━━━ PASSAGE TO READ

[<prev] [next>] [<thread-prev] [thread-next>] [day] [month] [year] [list]
Message-Id: <20090508181559.4750800e.akpm@linux-foundation.org>
Date: Fri, 8 May 2009 18:15:59 -0700
From: Andrew Morton <akpm@...ux-foundation.org>
To: Ron <ron@...ian.org>
Cc: mingo@...e.hu, a.p.zijlstra@...llo.nl, linux-kernel@...r.kernel.org
Subject: Re: [PATCH] fix for sched_clock() when using jiffies
On Sat, 9 May 2009 10:10:09 +0930 Ron <ron@...ian.org> wrote:
> On Fri, May 08, 2009 at 04:01:42PM -0700, Andrew Morton wrote:
> > On Sat, 9 May 2009 05:34:44 +0930
> > Ron <ron@...ian.org> wrote:
> >
> > >
> > > Account for the initial offset to the jiffy count.
> > >
> > > Signed-off-by: Ron Lee <ron@...ian.org>
> > >
> > > ---
> > > kernel/sched_clock.c | 3 ++-
> > > 1 files changed, 2 insertions(+), 1 deletions(-)
> > >
> > > diff --git a/kernel/sched_clock.c b/kernel/sched_clock.c
> > > index a0b0852..a1567b1 100644
> > > --- a/kernel/sched_clock.c
> > > +++ b/kernel/sched_clock.c
> > > @@ -37,7 +37,8 @@
> > > */
> > > unsigned long long __attribute__((weak)) sched_clock(void)
> > > {
> > > - return (unsigned long long)jiffies * (NSEC_PER_SEC / HZ);
> > > + return (unsigned long long)(jiffies - INITIAL_JIFFIES)

━━━━━━
━━━ RECORDS PROVIDED

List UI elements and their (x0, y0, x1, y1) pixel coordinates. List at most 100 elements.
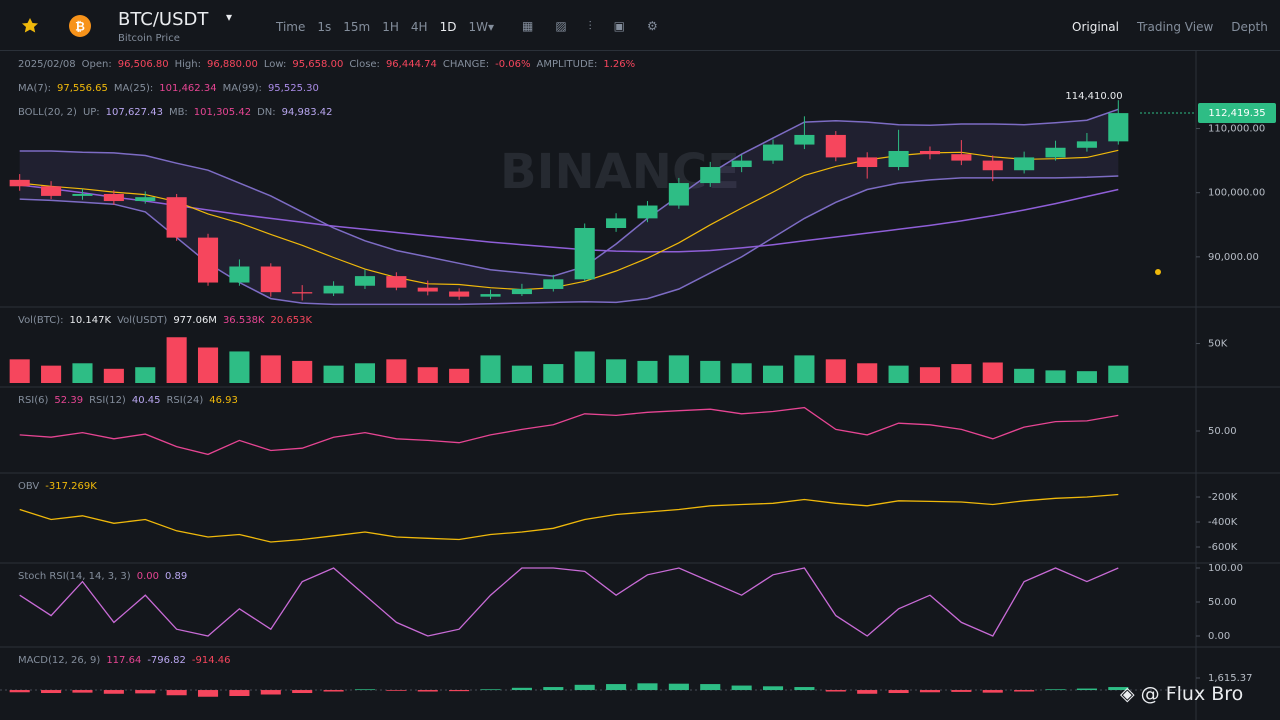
volume-bar (260, 355, 281, 383)
symbol-dropdown[interactable]: ▾ (226, 10, 233, 24)
volume-bar (449, 368, 470, 383)
y-tick-label: -400K (1208, 517, 1238, 528)
macd-bar (919, 690, 941, 693)
macd-bar (543, 687, 564, 691)
interval[interactable]: 1W (468, 20, 488, 34)
legend-item: -914.46 (191, 655, 231, 666)
candle-body (762, 144, 784, 161)
legend-row: MA(7): 97,556.65 MA(25): 101,462.34 MA(99): 9… (18, 83, 641, 94)
legend-item: 977.06M (173, 315, 217, 326)
macd-bar (951, 690, 972, 692)
macd-bar (511, 687, 532, 691)
candle-body (825, 134, 846, 158)
y-tick-label: 100.00 (1208, 563, 1243, 574)
volume-bar (637, 360, 658, 383)
volume-bar (794, 355, 815, 383)
candle-body (511, 288, 532, 295)
alert-dot (1155, 269, 1161, 275)
legend-item: 107,627.43 (105, 107, 163, 118)
rsi-line (19, 406, 1119, 456)
legend-item: MACD(12, 26, 9) (18, 655, 101, 666)
candle-body (480, 294, 501, 297)
legend-item: 36.538K (222, 315, 265, 326)
y-tick-label: 1,615.37 (1208, 673, 1253, 684)
high-label: 114,410.00 (1065, 91, 1122, 102)
candle-body (1045, 147, 1066, 158)
legend-row: MACD(12, 26, 9) 117.64 -796.82 -914.46 (18, 655, 237, 666)
favorite-icon[interactable] (10, 0, 50, 50)
macd-bar (825, 690, 846, 692)
symbol[interactable]: BTC/USDT (118, 9, 209, 30)
candle-body (982, 160, 1003, 171)
macd-bar (668, 683, 689, 691)
legend-item: 96,880.00 (206, 59, 258, 70)
watermark: ◈ @ Flux Bro (1120, 683, 1243, 705)
macd-bar (197, 690, 219, 697)
legend-item: -796.82 (147, 655, 186, 666)
toolbar-icons[interactable]: ▦▨⫶▣⚙ (522, 19, 680, 33)
legend-item: 101,462.34 (159, 83, 217, 94)
macd-bar (166, 690, 187, 696)
volume-bar (731, 363, 752, 383)
view-tab[interactable]: Trading View (1136, 20, 1214, 34)
volume-bar (606, 359, 627, 383)
interval[interactable]: Time (276, 20, 306, 34)
macd-bar (574, 684, 595, 691)
interval[interactable]: 15m (343, 20, 371, 34)
volume-bar (1108, 365, 1129, 383)
candle-body (574, 227, 595, 280)
volume-bar (229, 351, 250, 383)
legend-item: -317.269K (45, 481, 97, 492)
volume-bar (135, 367, 156, 383)
volume-bar (1014, 368, 1035, 383)
volume-bar (1045, 370, 1066, 383)
candle-body (700, 167, 721, 184)
legend-item: MB: (168, 107, 188, 118)
volume-bar (668, 355, 689, 383)
legend-item: 97,556.65 (57, 83, 108, 94)
candle-body (9, 179, 30, 187)
legend-item: RSI(6) (18, 395, 49, 406)
legend-item: -0.06% (495, 59, 531, 70)
volume-bar (511, 365, 532, 383)
candle-body (1014, 157, 1035, 171)
macd-bar (9, 690, 30, 693)
bollinger-band-fill (19, 109, 1119, 305)
legend-item: Stoch RSI(14, 14, 3, 3) (18, 571, 131, 582)
view-tabs: Original Trading View Depth (1072, 20, 1280, 34)
legend-item: 96,506.80 (117, 59, 169, 70)
y-tick-label: 50.00 (1208, 597, 1237, 608)
interval-dropdown[interactable]: ▾ (488, 20, 495, 34)
y-tick-label: -200K (1208, 492, 1238, 503)
legend-item: OBV (18, 481, 40, 492)
candle-body (1108, 113, 1129, 142)
candle-body (103, 193, 124, 202)
view-tab[interactable]: Depth (1231, 20, 1268, 34)
pane-legend: 2025/02/08 Open: 96,506.80 High: 96,880.00 Lo… (18, 59, 641, 131)
subtitle[interactable]: Bitcoin Price (118, 33, 180, 44)
legend-item: UP: (82, 107, 100, 118)
view-tab[interactable]: Original (1072, 20, 1119, 34)
volume-bar (888, 365, 909, 383)
volume-bar (166, 337, 187, 383)
legend-item: 96,444.74 (385, 59, 437, 70)
volume-bar (480, 355, 501, 383)
legend-row: OBV -317.269K (18, 481, 103, 492)
interval[interactable]: 1D (439, 20, 457, 34)
candle-body (668, 183, 689, 206)
legend-item: 52.39 (54, 395, 84, 406)
candle-body (606, 218, 627, 228)
candle-body (449, 291, 470, 297)
macd-bar (323, 690, 344, 692)
legend-item: 95,525.30 (267, 83, 319, 94)
legend-item: 95,658.00 (292, 59, 344, 70)
interval[interactable]: 1H (382, 20, 399, 34)
interval[interactable]: 1s (317, 20, 332, 34)
legend-item: 0.00 (136, 571, 159, 582)
volume-bar (951, 364, 972, 383)
macd-bar (1108, 687, 1129, 691)
pane-legend: Stoch RSI(14, 14, 3, 3) 0.00 0.89 (18, 571, 193, 595)
macd-bar (857, 690, 878, 694)
interval[interactable]: 4H (410, 20, 428, 34)
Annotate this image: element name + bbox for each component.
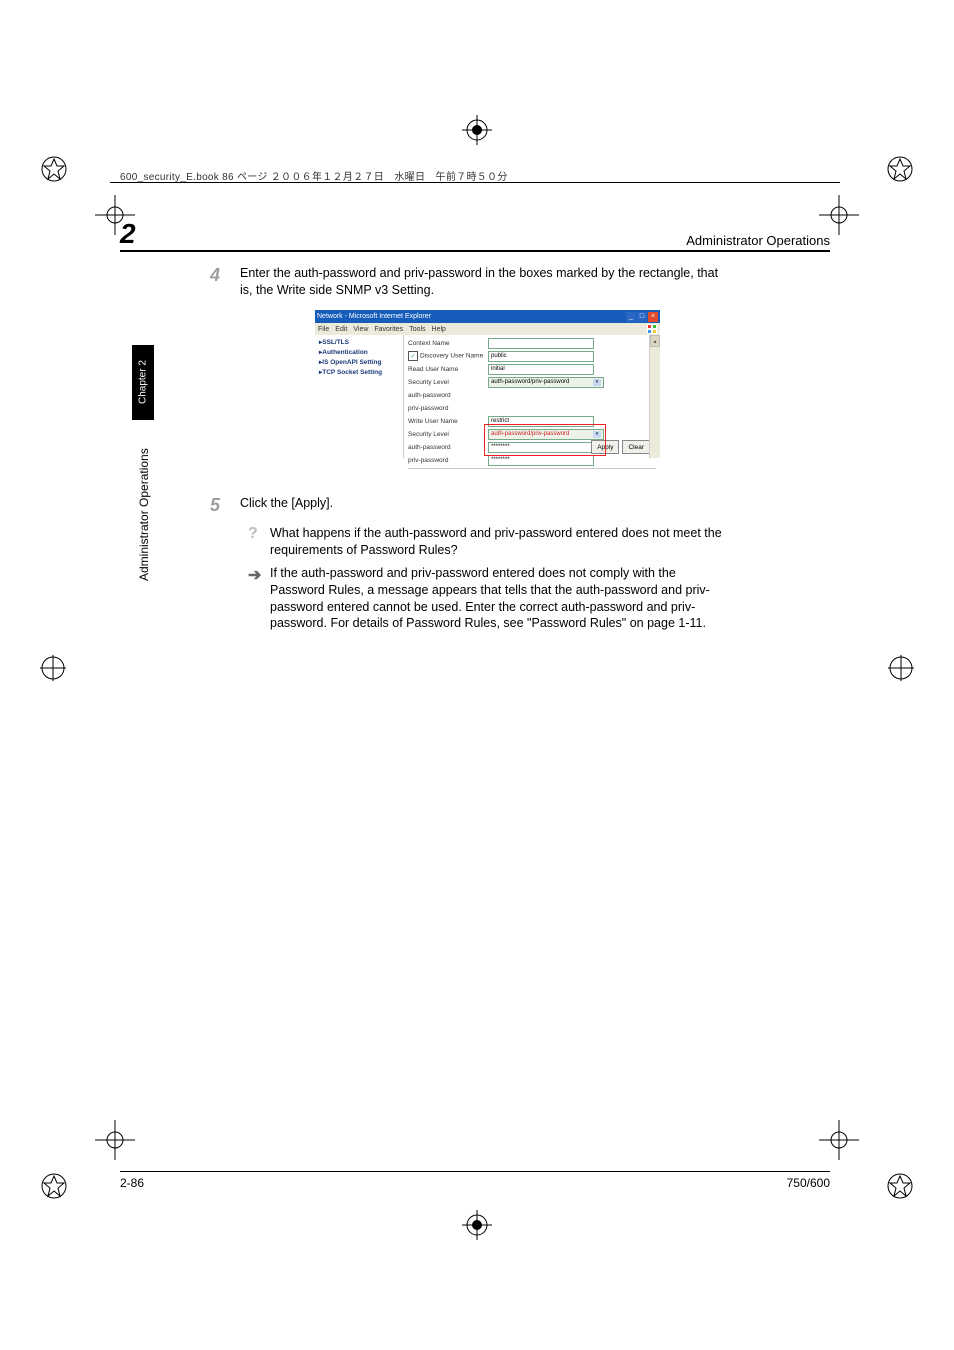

━━━━━━

* _GIVEN EXERCISE 1_: In the patch message, what does the new return line subtract from jiffies?
* _GIVEN EXERCISE 2_: Reproduce the patch message between "[<prev] [next>] [<thread-prev]" and "the jiffy count.", inclusive, replacing "Andrew Morton" with "A. Morton".
* _GIVEN EXERCISE 3_: Extend the patch message past the last line shown, keeping its form.
The lines have no part in any of this.

* _EXERCISE OUTPUT 1_: It subtracts INITIAL_JIFFIES.

* _EXERCISE OUTPUT 2_:
[<prev] [next>] [<thread-prev] [thread-next>] [day] [month] [year] [list]
Message-Id: <20090508181559.4750800e.akpm@linux-foundation.org>
Date: Fri, 8 May 2009 18:15:59 -0700
From: A. Morton <akpm@...ux-foundation.org>
To: Ron <ron@...ian.org>
Cc: mingo@...e.hu, a.p.zijlstra@...llo.nl, linux-kernel@...r.kernel.org
Subject: Re: [PATCH] fix for sched_clock() when using jiffies
On Sat, 9 May 2009 10:10:09 +0930 Ron <ron@...ian.org> wrote:
> On Fri, May 08, 2009 at 04:01:42PM -0700, A. Morton wrote:
> > On Sat, 9 May 2009 05:34:44 +0930
> > Ron <ron@...ian.org> wrote:
> >
> > >
> > > Account for the initial offset to the jiffy count.

* _EXERCISE OUTPUT 3_:
> > > + * (NSEC_PER_SEC / HZ);
> > > }
> > >
> > > static __read_mostly int sched_clock_running;
> >
> > Why? I assume that you encountered some problem which was fixed
> > by this patch. What was that problem?
>
> This was a resend of a patch that seemed to get a thumbs up, except
> for whitespace damage in what I originally sent, but which apparently
> then didn't get applied. The original context to it was:
>
> I'm in the process of updating a port for an ARM based chip we've been
> working on, from 2.6.22-rc4'ish to the current HEAD of Linus' tree, and
> I started seeing the following:
>
> [ 0.000000] PID hash table entries: 512 (order: 9, 2048 bytes)
> [42949372.970000] Dentry cache hash table entries: 16384 (order: 4, 65536 bytes)
>
> The reason appears to be that printk_clock() has been replaced with a
> call to cpu_clock, which in our case currently falls back to the default
> (weak) implementation of sched_clock() that uses jiffies -- but doesn't
> account for the initial offset of the jiffy count. The following simple
> patch fixes it for me, in line with what printk_clock used to do.
Removing printk_clock() always seemed a mildly wrong idea to me.
I'm sure we fixed this printk-timestamping ages and ages ago. Maybe it
came back, or maybe it's somehow specific to your setup?
It's trivial to test, but I don't have the time to build and boot a
kernel right now :(
If the printk oddity is indeed being seen on all kernels then I'd
suggest that it be fixed right there in vprintk(). Because changing
sched_clock() adds unneeded overhead and partially defeats the intent
of INITIAL_JIFFIES, which is to catch code which is incorrectly
handling jiffy wrapping.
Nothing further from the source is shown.